CONSEGNA A – Riporta sotto forma di lista JSON di stringhe, una per riga e senza righe vuote, tutto ciò che va dall'inizio dei record fino alla riga che contiene "- y-tick-label: 0: [65, 198, 73, 212]", entrambe le estremità comprese.
CONSEGNA B – Continua il testo sull'affidamento dei minori a partire dal punto in cui termina.

TESTO FORNITO –
- - -

L’affidamento – o affido – è una soluzione di accoglienza che risponde ai bisogni di cura, assistenza ed educazione di un minore in situazione di disagio; è una sorta di “parentesi temporale” che ha lo scopo di offrire una dimensione di accoglienza e cura riparativa al minore da una parte e di provare a recuperare le funzioni genitoriali deficitarie o assenti dall’altra.
Si tratta di un allontanare per riavvicinare, poiché il minore viene allontanato temporaneamente dalla famiglia di origine ed affidato ad un contesto che offre accoglienza, protezione, sostegno e possibilità di riparazione e cura, mentre si lavora per il recupero o l’acquisizione delle capacità genitoriali necessarie a stabilire la migliore delle relazioni possibili nell’ottica di un rientro – o almeno di un riavvicinamento – in seno alla famiglia di origine in condizioni favorevoli rispetto al passato.
La legge 184/1983 “Disciplina dell’adozione e dell’affidamento dei minori”, già al suo primo articolo “Diritto del minore a una famiglia” afferma il diritto del minore di essere educato nella propria famiglia, con la legge 149/2001 si stabilisce un indirizzo preciso per le politiche dell’infanzia, dell’adolescenza e della famiglia, dando la priorità agli interventi a sostegno di questa e rimuovendo, con un opportuno lavoro di rete, gli ostacoli che impediscono ai genitori di prendersi cura ed educare i propri figli, fornendo loro il modo di esercitare pienamente e consapevolmente la responsabilità genitoriale (https://www.miur.gov.it/responsabilita-genitoriale#:~:text=E’%20infatti%20in%20vigore%20il,e%20delle%20aspirazioni%20del%20figlio.).
Questa (D.Lgs. 154/2013) si configura come un istituto ben diverso dalla vecchia patria potestà – di cui è evidente il richiamo al potere del padre – e più evoluto della successiva potestà genitoriale – che estendeva questo potere ad entrambi i genitori – in quanto l’accento non è più sul potere del genitore sul figlio, ma sulla sua responsabilità nel fornire supporto, cure materiali e morali, orientamento e guida educativa tenendo conto delle naturali inclinazioni del minore, trovando un accordo fra entrambi i genitori.
Nelle situazioni di sofferenza e disagio, dove si verifichino casi di negligenza, maltrattamenti, abusi, violenza subita o assistita, avviene l’allontanamento dalla famiglia, essendo le mancanze di questa insormontabili e lo sviluppo armonico e sereno del minore compromesso (la convenzione ONU sui diritti dell’Infanzia e dell’adolescenza afferma chiaramente la centralità dei best interests of the child, reso in italiano con superiore interesse del minore o interesse preminente del minore – https://www.garanteinfanzia.org/sites/default/files/agia_30_anni_convenzione.pdf).

- - -

RECORD ARCHIVIATI –

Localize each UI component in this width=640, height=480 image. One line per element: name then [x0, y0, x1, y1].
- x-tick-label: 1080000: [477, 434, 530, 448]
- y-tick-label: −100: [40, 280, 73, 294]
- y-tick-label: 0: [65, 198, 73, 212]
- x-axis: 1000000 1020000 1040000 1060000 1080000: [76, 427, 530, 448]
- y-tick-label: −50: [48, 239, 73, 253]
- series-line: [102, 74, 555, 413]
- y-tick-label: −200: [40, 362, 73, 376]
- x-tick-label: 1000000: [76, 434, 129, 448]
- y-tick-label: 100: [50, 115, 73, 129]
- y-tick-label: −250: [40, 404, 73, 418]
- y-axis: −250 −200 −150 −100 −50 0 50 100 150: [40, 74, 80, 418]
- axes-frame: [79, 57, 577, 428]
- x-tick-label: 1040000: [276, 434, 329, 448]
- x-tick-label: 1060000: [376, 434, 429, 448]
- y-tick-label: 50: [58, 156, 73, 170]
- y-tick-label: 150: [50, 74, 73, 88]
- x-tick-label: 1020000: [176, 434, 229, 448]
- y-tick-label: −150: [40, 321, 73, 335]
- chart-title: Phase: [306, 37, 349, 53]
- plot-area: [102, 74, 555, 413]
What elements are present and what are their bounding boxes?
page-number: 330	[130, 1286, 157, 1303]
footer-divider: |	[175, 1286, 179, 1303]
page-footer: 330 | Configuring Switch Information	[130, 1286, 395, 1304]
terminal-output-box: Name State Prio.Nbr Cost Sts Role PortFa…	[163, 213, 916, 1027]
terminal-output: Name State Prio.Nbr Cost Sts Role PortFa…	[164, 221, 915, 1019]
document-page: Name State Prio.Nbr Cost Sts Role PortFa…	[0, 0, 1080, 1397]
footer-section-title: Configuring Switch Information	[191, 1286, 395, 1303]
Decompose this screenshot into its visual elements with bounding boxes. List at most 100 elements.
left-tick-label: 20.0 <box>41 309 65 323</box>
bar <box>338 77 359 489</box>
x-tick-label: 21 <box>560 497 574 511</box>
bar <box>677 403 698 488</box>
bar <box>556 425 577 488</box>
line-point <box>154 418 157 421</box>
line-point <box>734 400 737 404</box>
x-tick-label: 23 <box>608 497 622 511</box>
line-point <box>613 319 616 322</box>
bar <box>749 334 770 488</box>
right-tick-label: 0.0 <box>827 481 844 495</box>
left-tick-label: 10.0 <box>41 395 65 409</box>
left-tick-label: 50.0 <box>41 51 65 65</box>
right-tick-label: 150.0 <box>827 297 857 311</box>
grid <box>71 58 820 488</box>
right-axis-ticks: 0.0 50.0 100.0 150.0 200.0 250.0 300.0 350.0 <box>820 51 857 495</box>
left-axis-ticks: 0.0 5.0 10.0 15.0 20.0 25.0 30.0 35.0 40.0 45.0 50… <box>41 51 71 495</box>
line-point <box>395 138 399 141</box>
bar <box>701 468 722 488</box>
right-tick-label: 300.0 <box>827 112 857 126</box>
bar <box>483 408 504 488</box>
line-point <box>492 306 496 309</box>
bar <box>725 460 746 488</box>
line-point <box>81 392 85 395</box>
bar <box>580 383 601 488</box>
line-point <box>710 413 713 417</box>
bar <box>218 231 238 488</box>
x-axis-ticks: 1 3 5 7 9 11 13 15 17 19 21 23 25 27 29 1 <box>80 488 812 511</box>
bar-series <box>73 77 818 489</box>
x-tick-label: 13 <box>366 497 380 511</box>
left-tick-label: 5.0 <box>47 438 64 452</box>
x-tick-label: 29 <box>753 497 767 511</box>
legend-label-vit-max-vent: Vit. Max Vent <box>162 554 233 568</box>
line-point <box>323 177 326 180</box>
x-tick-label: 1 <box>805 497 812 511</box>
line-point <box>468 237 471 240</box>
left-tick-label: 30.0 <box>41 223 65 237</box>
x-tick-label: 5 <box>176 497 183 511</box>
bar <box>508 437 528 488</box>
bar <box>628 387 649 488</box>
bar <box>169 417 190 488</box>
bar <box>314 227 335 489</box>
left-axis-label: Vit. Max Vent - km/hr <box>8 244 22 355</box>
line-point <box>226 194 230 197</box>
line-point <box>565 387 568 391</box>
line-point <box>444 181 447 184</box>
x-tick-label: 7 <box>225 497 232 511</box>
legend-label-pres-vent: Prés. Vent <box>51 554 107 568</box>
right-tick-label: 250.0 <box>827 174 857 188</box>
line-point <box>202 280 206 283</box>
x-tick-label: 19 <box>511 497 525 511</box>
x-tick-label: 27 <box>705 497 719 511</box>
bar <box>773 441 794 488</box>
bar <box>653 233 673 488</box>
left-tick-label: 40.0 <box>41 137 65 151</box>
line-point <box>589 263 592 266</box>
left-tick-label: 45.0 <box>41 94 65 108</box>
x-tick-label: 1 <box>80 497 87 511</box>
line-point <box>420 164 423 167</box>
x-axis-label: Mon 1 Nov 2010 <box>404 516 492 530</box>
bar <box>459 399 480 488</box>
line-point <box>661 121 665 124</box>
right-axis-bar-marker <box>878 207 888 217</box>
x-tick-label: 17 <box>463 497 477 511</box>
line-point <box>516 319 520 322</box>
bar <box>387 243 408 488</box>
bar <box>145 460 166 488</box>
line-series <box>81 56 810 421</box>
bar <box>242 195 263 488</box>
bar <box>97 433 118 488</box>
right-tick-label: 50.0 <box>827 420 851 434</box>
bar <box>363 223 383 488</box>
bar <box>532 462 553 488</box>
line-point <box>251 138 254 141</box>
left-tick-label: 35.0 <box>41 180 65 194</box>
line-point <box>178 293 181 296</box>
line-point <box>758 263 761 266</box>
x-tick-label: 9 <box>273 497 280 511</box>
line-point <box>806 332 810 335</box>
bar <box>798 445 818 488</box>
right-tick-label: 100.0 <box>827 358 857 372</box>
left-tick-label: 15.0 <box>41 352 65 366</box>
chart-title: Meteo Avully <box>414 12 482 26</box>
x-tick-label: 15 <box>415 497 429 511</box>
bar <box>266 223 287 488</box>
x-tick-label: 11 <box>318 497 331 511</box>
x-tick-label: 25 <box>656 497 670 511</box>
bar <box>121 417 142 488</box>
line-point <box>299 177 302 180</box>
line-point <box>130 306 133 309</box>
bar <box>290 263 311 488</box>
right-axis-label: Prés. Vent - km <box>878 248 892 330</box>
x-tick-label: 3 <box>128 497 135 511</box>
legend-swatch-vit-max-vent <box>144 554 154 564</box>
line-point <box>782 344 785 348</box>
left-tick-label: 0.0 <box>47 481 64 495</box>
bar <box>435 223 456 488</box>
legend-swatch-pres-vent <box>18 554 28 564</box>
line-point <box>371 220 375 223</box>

- - -

RISULTATO A –
[
  "Localize each UI component in this width=640, height=480 image. One line per element: name then [x0, y0, x1, y1].",
  "- x-tick-label: 1080000: [477, 434, 530, 448]",
  "- y-tick-label: −100: [40, 280, 73, 294]",
  "- y-tick-label: 0: [65, 198, 73, 212]"
]

RISULTATO B –
In questi casi si fa ricorso all’affidamento del minore ad una famiglia o ad una comunità: soggetto privilegiato è la famiglia, in primis i familiari fino al quarto grado di parentela, se non vi sono i presupposti – per mancanza di requisiti, possibilità o disponibilità – ci si orienta all’affidamento etero familiare, privilegiando famiglie con figli minori, poi coppie, singoli e infine comunità.
In Italia, dei circa 28.000 minori fuori famiglia, più della metà sono collocati presso famiglie affidatarie, gli altri sono ospiti di comunità per minori; è evidente la sproporzione fra numero di minori allontanati e famiglie disposte all’affido.
Fermo restando che la collocazione in comunità non è una scelta residuale, ma ponderata e definita per casi particolari, ci sono minori – soprattutto in età adolescenziale – che non si riesce a collocare in famiglia, visto che la disponibilità non copre il bisogno reale.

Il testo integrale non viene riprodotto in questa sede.